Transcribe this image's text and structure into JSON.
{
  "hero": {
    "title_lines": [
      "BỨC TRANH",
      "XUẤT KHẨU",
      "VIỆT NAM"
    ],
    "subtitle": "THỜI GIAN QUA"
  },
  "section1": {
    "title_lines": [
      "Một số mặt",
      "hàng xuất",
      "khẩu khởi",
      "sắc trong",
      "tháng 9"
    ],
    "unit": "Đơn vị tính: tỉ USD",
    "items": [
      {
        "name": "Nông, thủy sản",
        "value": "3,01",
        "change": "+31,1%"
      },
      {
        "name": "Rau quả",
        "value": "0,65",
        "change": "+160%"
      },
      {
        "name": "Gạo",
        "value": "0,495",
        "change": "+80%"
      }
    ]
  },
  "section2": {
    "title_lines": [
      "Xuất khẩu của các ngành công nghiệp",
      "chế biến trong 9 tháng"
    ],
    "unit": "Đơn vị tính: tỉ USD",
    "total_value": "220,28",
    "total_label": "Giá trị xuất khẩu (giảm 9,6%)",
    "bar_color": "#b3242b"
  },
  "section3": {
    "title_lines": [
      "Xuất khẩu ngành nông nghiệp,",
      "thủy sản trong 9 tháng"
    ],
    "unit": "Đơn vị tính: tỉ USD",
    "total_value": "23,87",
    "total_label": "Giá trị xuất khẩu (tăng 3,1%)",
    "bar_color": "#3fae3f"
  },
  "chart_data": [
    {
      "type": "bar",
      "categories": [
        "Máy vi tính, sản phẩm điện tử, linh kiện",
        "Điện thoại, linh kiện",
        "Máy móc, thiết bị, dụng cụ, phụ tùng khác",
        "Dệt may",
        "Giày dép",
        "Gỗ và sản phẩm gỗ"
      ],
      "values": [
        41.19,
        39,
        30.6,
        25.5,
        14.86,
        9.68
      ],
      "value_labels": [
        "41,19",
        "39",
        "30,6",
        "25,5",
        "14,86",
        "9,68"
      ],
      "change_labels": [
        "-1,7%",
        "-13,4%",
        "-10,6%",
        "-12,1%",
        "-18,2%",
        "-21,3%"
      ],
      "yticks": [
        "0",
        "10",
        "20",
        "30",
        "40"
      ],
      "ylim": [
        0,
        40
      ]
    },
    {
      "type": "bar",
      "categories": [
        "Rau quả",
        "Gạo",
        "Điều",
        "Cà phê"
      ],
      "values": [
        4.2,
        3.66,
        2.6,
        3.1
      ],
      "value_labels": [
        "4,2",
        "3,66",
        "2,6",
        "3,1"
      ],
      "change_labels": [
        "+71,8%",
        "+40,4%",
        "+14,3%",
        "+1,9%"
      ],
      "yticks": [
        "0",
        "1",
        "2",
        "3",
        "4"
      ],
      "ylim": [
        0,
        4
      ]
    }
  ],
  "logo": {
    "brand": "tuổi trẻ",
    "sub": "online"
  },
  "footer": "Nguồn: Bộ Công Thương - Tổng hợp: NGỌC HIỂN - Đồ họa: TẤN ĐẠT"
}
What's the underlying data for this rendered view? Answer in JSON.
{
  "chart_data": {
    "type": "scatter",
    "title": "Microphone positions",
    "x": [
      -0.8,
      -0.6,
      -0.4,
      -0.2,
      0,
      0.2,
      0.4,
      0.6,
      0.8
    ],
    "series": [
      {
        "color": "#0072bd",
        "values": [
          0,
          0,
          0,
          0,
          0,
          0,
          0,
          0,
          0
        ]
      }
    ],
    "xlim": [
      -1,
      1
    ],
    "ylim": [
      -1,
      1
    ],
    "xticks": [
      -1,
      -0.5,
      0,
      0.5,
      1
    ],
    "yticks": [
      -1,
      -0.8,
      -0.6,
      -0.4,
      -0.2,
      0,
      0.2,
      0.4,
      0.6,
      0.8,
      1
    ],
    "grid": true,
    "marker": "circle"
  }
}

- **TASK INSTRUCTIONS**: Copy every line that includes the string "thủy" from the material above.

- **FINAL RESULT**:
        "name": "Nông, thủy sản",
      "thủy sản trong 9 tháng"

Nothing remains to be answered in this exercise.